* What is expected
The listing below must be repeated word for word, with its images excluded.

* Recorded data

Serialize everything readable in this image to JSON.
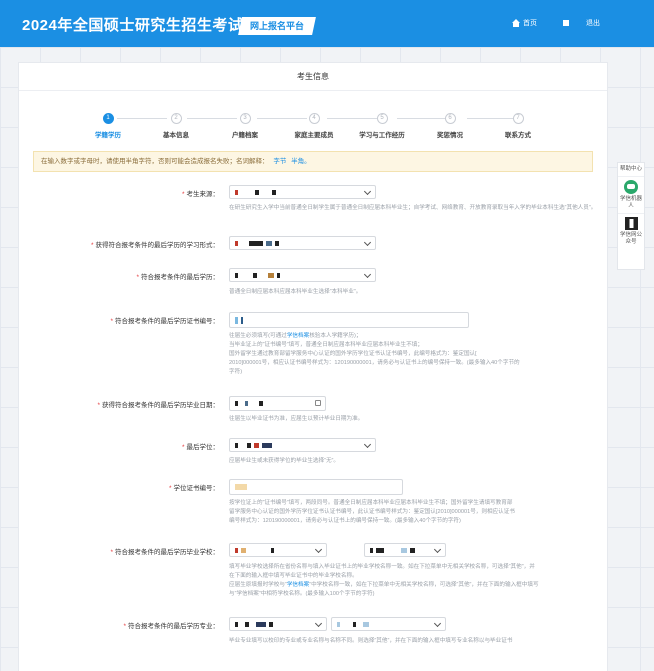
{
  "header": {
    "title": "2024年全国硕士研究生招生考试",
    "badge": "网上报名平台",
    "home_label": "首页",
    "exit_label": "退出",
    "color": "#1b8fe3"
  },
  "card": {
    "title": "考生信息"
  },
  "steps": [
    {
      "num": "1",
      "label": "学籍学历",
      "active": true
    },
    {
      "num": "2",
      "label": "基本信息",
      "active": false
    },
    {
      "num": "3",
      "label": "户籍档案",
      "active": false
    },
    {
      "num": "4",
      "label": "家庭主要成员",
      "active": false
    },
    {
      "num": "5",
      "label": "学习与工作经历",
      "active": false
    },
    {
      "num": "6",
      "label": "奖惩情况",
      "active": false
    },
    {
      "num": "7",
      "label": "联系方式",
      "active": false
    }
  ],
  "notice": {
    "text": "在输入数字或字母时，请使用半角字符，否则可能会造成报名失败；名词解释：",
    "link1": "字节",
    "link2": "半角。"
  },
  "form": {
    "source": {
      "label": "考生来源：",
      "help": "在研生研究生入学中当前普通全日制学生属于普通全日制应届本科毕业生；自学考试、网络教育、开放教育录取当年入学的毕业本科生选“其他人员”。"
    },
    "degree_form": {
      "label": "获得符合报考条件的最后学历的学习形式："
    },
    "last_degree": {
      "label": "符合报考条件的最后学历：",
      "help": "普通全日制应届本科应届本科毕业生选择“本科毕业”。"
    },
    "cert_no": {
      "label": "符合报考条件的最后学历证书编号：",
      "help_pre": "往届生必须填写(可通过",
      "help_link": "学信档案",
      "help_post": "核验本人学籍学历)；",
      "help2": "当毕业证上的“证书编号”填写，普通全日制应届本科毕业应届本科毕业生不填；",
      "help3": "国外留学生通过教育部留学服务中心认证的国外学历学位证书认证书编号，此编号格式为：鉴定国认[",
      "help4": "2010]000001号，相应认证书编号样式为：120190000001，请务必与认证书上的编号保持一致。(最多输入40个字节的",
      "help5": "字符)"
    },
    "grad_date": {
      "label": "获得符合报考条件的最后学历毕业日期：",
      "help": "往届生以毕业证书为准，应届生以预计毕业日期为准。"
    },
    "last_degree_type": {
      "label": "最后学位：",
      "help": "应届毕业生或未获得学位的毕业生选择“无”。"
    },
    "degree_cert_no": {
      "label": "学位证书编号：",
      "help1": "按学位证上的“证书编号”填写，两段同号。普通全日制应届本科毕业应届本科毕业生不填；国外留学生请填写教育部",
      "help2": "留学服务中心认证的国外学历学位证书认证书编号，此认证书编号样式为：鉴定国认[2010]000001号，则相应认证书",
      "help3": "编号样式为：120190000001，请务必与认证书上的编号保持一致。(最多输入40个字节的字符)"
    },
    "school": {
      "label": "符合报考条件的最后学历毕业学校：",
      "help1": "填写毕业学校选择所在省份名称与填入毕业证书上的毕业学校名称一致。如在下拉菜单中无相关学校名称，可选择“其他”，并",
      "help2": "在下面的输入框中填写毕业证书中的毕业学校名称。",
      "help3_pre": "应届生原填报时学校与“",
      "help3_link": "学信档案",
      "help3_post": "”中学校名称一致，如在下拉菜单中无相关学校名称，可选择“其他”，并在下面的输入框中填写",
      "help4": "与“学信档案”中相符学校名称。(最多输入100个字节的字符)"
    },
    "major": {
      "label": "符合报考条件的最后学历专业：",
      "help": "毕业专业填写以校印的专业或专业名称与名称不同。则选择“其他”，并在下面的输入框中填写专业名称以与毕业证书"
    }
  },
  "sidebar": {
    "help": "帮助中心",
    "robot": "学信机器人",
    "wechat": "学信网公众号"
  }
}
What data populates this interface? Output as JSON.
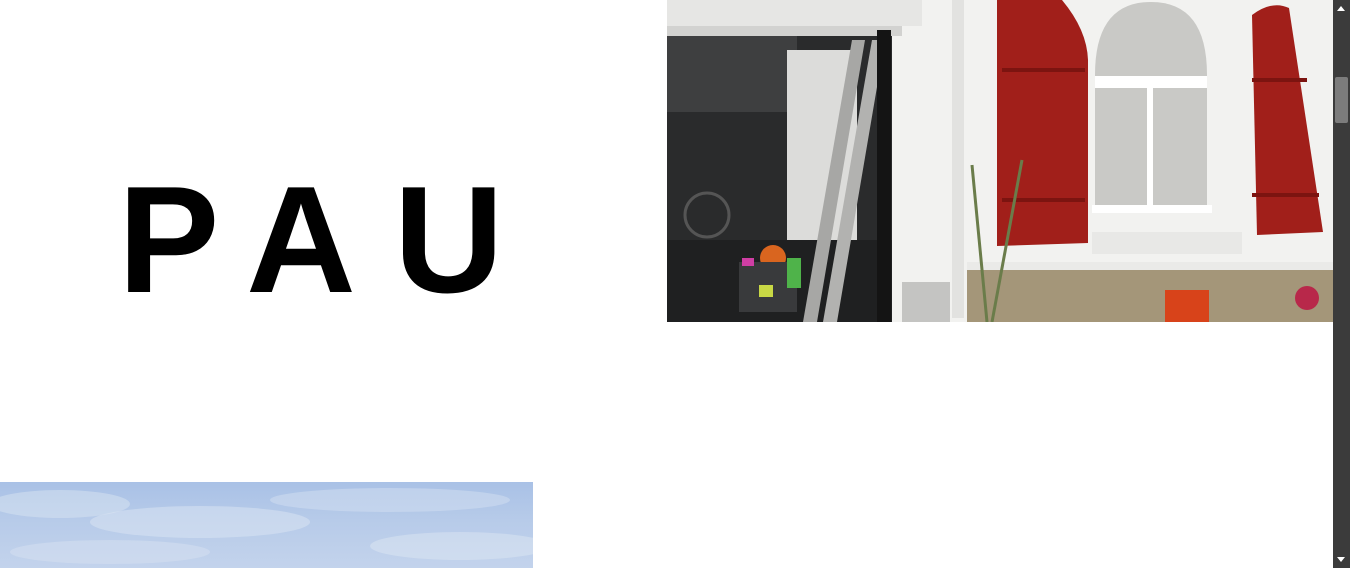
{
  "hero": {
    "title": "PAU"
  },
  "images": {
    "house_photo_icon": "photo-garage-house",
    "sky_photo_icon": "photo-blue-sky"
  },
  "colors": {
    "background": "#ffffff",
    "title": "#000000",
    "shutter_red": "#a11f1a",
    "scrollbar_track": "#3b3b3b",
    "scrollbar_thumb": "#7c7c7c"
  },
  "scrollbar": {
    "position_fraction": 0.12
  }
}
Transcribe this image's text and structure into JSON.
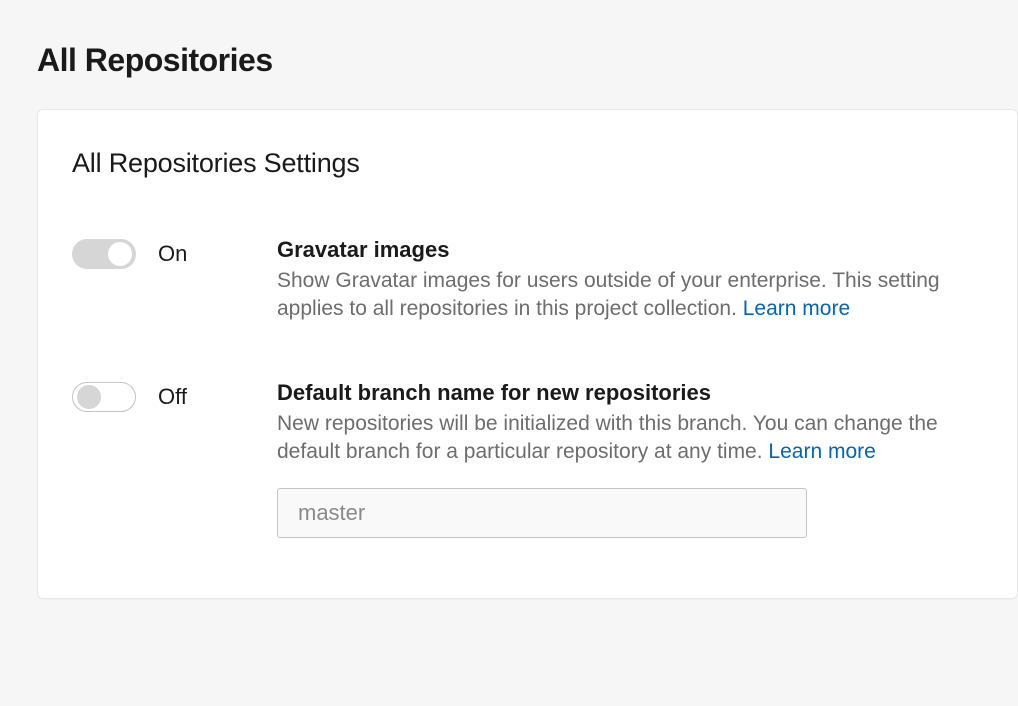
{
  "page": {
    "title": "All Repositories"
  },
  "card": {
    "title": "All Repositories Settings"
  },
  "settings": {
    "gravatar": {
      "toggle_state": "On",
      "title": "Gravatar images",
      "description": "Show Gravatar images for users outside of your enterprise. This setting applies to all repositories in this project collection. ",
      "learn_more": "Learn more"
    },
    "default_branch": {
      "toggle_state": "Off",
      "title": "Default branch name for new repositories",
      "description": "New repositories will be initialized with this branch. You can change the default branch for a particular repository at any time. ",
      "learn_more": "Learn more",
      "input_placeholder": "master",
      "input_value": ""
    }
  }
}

* Written response
Serialize everything readable in this image to JSON.
{
  "header": {
    "title": "2024年全国硕士研究生招生考试",
    "badge": "网上报名平台",
    "home_label": "首页",
    "exit_label": "退出",
    "color": "#1b8fe3"
  },
  "card": {
    "title": "考生信息"
  },
  "steps": [
    {
      "num": "1",
      "label": "学籍学历",
      "active": true
    },
    {
      "num": "2",
      "label": "基本信息",
      "active": false
    },
    {
      "num": "3",
      "label": "户籍档案",
      "active": false
    },
    {
      "num": "4",
      "label": "家庭主要成员",
      "active": false
    },
    {
      "num": "5",
      "label": "学习与工作经历",
      "active": false
    },
    {
      "num": "6",
      "label": "奖惩情况",
      "active": false
    },
    {
      "num": "7",
      "label": "联系方式",
      "active": false
    }
  ],
  "notice": {
    "text": "在输入数字或字母时，请使用半角字符，否则可能会造成报名失败；名词解释：",
    "link1": "字节",
    "link2": "半角。"
  },
  "form": {
    "source": {
      "label": "考生来源：",
      "help": "在研生研究生入学中当前普通全日制学生属于普通全日制应届本科毕业生；自学考试、网络教育、开放教育录取当年入学的毕业本科生选“其他人员”。"
    },
    "degree_form": {
      "label": "获得符合报考条件的最后学历的学习形式："
    },
    "last_degree": {
      "label": "符合报考条件的最后学历：",
      "help": "普通全日制应届本科应届本科毕业生选择“本科毕业”。"
    },
    "cert_no": {
      "label": "符合报考条件的最后学历证书编号：",
      "help_pre": "往届生必须填写(可通过",
      "help_link": "学信档案",
      "help_post": "核验本人学籍学历)；",
      "help2": "当毕业证上的“证书编号”填写，普通全日制应届本科毕业应届本科毕业生不填；",
      "help3": "国外留学生通过教育部留学服务中心认证的国外学历学位证书认证书编号，此编号格式为：鉴定国认[",
      "help4": "2010]000001号，相应认证书编号样式为：120190000001，请务必与认证书上的编号保持一致。(最多输入40个字节的",
      "help5": "字符)"
    },
    "grad_date": {
      "label": "获得符合报考条件的最后学历毕业日期：",
      "help": "往届生以毕业证书为准，应届生以预计毕业日期为准。"
    },
    "last_degree_type": {
      "label": "最后学位：",
      "help": "应届毕业生或未获得学位的毕业生选择“无”。"
    },
    "degree_cert_no": {
      "label": "学位证书编号：",
      "help1": "按学位证上的“证书编号”填写，两段同号。普通全日制应届本科毕业应届本科毕业生不填；国外留学生请填写教育部",
      "help2": "留学服务中心认证的国外学历学位证书认证书编号，此认证书编号样式为：鉴定国认[2010]000001号，则相应认证书",
      "help3": "编号样式为：120190000001，请务必与认证书上的编号保持一致。(最多输入40个字节的字符)"
    },
    "school": {
      "label": "符合报考条件的最后学历毕业学校：",
      "help1": "填写毕业学校选择所在省份名称与填入毕业证书上的毕业学校名称一致。如在下拉菜单中无相关学校名称，可选择“其他”，并",
      "help2": "在下面的输入框中填写毕业证书中的毕业学校名称。",
      "help3_pre": "应届生原填报时学校与“",
      "help3_link": "学信档案",
      "help3_post": "”中学校名称一致，如在下拉菜单中无相关学校名称，可选择“其他”，并在下面的输入框中填写",
      "help4": "与“学信档案”中相符学校名称。(最多输入100个字节的字符)"
    },
    "major": {
      "label": "符合报考条件的最后学历专业：",
      "help": "毕业专业填写以校印的专业或专业名称与名称不同。则选择“其他”，并在下面的输入框中填写专业名称以与毕业证书"
    }
  },
  "sidebar": {
    "help": "帮助中心",
    "robot": "学信机器人",
    "wechat": "学信网公众号"
  }
}
What data populates this interface? Output as JSON.
{
  "hero": {
    "title": "PAU"
  },
  "images": {
    "house_photo_icon": "photo-garage-house",
    "sky_photo_icon": "photo-blue-sky"
  },
  "colors": {
    "background": "#ffffff",
    "title": "#000000",
    "shutter_red": "#a11f1a",
    "scrollbar_track": "#3b3b3b",
    "scrollbar_thumb": "#7c7c7c"
  },
  "scrollbar": {
    "position_fraction": 0.12
  }
}
Transcribe this image's text and structure into JSON.
{
  "page": {
    "title": "All Repositories"
  },
  "card": {
    "title": "All Repositories Settings"
  },
  "settings": {
    "gravatar": {
      "toggle_state": "On",
      "title": "Gravatar images",
      "description": "Show Gravatar images for users outside of your enterprise. This setting applies to all repositories in this project collection. ",
      "learn_more": "Learn more"
    },
    "default_branch": {
      "toggle_state": "Off",
      "title": "Default branch name for new repositories",
      "description": "New repositories will be initialized with this branch. You can change the default branch for a particular repository at any time. ",
      "learn_more": "Learn more",
      "input_placeholder": "master",
      "input_value": ""
    }
  }
}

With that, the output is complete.